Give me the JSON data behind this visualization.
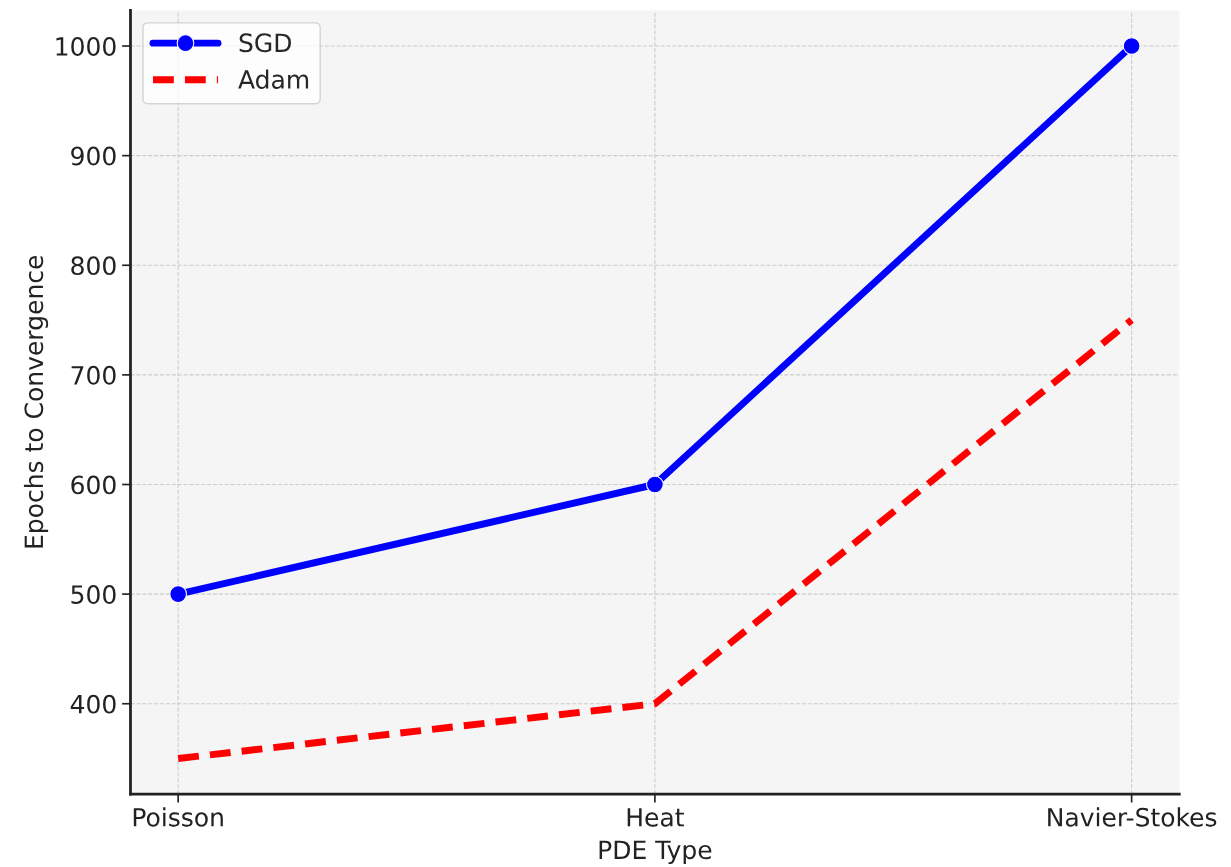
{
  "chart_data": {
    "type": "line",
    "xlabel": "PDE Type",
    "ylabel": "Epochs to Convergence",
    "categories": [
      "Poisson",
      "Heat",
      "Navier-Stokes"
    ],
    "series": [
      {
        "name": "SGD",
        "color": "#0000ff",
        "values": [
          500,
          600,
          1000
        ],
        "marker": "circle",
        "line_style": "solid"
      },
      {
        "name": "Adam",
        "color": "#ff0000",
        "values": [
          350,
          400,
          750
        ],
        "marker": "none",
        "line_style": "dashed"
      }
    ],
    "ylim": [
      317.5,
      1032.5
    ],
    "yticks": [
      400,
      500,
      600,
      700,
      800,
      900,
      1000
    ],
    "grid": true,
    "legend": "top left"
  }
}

********************

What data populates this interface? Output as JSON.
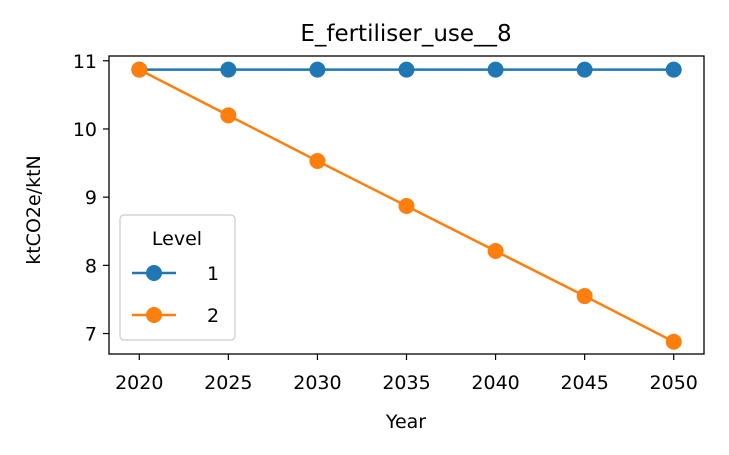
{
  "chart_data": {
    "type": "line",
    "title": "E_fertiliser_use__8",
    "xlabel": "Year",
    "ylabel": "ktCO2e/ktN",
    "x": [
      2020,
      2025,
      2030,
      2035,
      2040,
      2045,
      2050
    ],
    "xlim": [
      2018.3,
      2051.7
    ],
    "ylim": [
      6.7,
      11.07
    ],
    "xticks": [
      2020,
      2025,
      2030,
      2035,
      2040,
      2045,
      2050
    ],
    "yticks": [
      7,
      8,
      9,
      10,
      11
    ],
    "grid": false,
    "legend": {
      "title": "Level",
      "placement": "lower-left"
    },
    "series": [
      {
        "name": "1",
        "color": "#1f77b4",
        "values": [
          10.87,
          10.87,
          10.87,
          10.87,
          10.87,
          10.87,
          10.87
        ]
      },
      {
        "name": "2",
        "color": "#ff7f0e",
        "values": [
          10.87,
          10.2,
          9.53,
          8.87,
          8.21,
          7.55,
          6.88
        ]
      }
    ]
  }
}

********************

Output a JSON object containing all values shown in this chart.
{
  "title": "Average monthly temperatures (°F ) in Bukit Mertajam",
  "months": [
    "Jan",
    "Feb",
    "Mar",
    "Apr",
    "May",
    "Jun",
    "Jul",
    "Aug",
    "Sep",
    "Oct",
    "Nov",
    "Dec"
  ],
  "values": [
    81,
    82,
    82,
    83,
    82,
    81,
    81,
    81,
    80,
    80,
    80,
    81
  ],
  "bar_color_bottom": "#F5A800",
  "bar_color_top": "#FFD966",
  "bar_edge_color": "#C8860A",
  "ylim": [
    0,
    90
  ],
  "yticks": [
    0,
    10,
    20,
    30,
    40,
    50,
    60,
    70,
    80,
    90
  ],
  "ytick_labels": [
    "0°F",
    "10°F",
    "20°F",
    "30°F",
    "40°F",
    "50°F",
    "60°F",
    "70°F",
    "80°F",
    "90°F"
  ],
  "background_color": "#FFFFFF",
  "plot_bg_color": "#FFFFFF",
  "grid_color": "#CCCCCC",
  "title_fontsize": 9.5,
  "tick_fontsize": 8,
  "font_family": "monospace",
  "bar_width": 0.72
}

********************

Set task => Count each line of the data where the word "ylabel" appears, then reply with the total only.

Reply to the task => 2